Return every entry exactly as written.

^^^^^^^^

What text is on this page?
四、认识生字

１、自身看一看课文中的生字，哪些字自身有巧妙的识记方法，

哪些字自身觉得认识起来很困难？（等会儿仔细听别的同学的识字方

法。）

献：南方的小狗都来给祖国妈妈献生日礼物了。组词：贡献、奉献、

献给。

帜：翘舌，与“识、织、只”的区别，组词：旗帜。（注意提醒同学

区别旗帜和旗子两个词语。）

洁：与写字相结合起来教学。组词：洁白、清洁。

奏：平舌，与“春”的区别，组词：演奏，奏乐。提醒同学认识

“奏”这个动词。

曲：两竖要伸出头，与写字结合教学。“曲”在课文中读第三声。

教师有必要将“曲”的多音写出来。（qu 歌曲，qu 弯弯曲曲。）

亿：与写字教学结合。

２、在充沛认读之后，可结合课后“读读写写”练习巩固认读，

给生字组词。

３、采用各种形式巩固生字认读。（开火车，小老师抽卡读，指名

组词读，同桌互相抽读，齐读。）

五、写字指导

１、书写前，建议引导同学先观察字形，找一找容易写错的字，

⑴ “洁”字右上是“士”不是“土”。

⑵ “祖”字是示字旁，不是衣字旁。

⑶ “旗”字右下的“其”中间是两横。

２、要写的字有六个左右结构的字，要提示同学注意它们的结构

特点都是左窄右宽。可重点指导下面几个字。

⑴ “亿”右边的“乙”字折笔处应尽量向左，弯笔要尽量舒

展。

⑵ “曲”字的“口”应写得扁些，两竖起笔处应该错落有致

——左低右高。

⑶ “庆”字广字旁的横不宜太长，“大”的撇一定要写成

^^^^^^^^

• [The output]
What text is on this page?
四、认识生字

１、自身看一看课文中的生字，哪些字自身有巧妙的识记方法，

哪些字自身觉得认识起来很困难？（等会儿仔细听别的同学的识字方

法。）

献：南方的小狗都来给祖国妈妈献生日礼物了。组词：贡献、奉献、

献给。

帜：翘舌，与“识、织、只”的区别，组词：旗帜。（注意提醒同学

区别旗帜和旗子两个词语。）

洁：与写字相结合起来教学。组词：洁白、清洁。

奏：平舌，与“春”的区别，组词：演奏，奏乐。提醒同学认识

“奏”这个动词。

曲：两竖要伸出头，与写字结合教学。“曲”在课文中读第三声。

教师有必要将“曲”的多音写出来。（qu 歌曲，qu 弯弯曲曲。）

亿：与写字教学结合。

２、在充沛认读之后，可结合课后“读读写写”练习巩固认读，

给生字组词。

３、采用各种形式巩固生字认读。（开火车，小老师抽卡读，指名

组词读，同桌互相抽读，齐读。）

五、写字指导

１、书写前，建议引导同学先观察字形，找一找容易写错的字，

⑴ “洁”字右上是“士”不是“土”。

⑵ “祖”字是示字旁，不是衣字旁。

⑶ “旗”字右下的“其”中间是两横。

２、要写的字有六个左右结构的字，要提示同学注意它们的结构

特点都是左窄右宽。可重点指导下面几个字。

⑴ “亿”右边的“乙”字折笔处应尽量向左，弯笔要尽量舒

展。

⑵ “曲”字的“口”应写得扁些，两竖起笔处应该错落有致

——左低右高。

⑶ “庆”字广字旁的横不宜太长，“大”的撇一定要写成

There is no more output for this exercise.